▶

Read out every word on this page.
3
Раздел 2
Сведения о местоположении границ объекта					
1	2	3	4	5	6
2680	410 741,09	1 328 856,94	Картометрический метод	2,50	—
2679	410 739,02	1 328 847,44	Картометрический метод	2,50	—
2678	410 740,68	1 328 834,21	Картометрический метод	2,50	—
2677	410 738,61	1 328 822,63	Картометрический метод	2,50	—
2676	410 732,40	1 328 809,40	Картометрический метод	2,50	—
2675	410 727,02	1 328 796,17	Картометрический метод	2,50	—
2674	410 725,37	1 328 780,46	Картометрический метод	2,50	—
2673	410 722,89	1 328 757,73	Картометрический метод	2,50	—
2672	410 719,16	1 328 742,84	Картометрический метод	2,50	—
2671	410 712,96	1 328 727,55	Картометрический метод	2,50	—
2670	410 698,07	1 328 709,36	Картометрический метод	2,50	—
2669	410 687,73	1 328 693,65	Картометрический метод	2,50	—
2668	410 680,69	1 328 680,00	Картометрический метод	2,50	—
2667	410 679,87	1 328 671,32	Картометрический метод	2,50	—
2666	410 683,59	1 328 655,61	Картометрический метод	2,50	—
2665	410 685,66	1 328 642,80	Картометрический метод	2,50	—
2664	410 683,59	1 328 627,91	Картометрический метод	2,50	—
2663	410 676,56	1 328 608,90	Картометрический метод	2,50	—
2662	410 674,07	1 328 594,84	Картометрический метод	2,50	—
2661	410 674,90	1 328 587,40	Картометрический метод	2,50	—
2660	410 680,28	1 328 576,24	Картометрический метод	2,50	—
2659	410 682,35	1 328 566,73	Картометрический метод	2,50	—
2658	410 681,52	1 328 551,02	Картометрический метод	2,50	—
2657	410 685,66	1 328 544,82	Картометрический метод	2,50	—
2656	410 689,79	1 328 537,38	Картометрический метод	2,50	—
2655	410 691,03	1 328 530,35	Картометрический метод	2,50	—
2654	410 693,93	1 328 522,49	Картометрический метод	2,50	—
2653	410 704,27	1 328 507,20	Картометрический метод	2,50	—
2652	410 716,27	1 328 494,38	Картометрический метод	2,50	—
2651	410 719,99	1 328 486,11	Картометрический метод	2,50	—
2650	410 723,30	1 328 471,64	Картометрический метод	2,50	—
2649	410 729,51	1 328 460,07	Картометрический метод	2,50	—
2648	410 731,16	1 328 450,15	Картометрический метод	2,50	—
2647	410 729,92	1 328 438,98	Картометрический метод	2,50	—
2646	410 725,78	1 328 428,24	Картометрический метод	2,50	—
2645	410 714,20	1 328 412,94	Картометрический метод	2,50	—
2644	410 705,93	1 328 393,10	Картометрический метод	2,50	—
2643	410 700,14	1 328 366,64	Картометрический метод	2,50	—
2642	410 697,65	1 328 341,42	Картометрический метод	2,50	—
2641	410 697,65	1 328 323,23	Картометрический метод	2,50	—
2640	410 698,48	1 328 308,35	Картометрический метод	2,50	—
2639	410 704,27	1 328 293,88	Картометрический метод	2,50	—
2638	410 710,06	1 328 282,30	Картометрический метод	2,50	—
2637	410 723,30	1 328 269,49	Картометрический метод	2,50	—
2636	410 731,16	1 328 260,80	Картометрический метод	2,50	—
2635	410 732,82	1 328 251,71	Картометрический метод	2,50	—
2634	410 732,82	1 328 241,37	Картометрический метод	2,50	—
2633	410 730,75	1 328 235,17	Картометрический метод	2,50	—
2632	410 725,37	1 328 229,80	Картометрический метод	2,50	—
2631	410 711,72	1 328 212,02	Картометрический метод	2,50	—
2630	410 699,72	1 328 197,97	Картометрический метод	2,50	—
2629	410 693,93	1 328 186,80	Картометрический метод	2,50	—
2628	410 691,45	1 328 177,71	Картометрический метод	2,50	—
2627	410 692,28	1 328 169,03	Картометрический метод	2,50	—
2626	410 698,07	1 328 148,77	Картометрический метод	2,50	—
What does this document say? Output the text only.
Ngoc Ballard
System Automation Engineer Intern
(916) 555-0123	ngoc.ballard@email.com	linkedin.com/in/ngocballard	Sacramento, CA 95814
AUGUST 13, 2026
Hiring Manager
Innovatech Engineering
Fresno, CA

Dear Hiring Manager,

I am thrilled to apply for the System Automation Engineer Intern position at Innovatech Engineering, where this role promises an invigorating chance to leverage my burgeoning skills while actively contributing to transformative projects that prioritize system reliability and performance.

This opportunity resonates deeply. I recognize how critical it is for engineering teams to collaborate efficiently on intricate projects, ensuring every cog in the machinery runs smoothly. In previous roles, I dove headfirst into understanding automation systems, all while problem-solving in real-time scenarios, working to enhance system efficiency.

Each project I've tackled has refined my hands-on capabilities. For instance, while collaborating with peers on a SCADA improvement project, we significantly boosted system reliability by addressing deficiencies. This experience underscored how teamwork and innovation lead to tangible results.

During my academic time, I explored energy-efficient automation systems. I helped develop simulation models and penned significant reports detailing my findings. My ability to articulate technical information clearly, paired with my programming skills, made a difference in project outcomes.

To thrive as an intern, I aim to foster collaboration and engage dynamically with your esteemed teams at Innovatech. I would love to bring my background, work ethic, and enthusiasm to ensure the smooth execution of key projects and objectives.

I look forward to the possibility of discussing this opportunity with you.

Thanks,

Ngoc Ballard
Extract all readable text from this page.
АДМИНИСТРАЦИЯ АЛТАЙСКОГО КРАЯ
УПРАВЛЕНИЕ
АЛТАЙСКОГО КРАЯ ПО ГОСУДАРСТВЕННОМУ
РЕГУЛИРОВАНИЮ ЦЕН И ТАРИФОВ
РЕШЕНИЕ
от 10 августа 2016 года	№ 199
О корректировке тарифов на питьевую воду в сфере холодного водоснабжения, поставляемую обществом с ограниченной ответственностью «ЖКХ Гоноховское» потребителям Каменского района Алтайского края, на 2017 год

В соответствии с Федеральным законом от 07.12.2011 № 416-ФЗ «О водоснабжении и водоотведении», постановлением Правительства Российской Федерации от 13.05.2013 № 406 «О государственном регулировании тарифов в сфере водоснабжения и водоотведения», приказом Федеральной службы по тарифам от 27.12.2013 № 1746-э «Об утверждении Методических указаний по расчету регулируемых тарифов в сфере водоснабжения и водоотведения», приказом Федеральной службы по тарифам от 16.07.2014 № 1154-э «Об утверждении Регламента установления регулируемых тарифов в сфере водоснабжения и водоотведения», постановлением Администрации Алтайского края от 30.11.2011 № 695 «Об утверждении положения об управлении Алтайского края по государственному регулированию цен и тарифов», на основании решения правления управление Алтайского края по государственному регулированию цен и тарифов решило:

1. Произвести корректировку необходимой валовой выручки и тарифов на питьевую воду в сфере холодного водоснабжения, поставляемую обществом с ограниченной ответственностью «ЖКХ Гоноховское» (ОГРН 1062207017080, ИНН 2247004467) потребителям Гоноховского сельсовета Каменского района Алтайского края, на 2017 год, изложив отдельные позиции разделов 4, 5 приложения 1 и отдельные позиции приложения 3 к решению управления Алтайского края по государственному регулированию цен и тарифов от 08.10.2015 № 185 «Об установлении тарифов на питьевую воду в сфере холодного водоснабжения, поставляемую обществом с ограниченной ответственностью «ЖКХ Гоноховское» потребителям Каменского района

◀

Exercise requirements = Each line that holds the word "time" is to be copied.

Task output =
This opportunity resonates deeply. I recognize how critical it is for engineering teams to collaborate efficiently on intricate projects, ensuring every cog in the machinery runs smoothly. In previous roles, I dove headfirst into understanding automation systems, all while problem-solving in real-time scenarios, working to enhance system efficiency.
During my academic time, I explored energy-efficient automation systems. I helped develop simulation models and penned significant reports detailing my findings. My ability to articulate technical information clearly, paired with my programming skills, made a difference in project outcomes.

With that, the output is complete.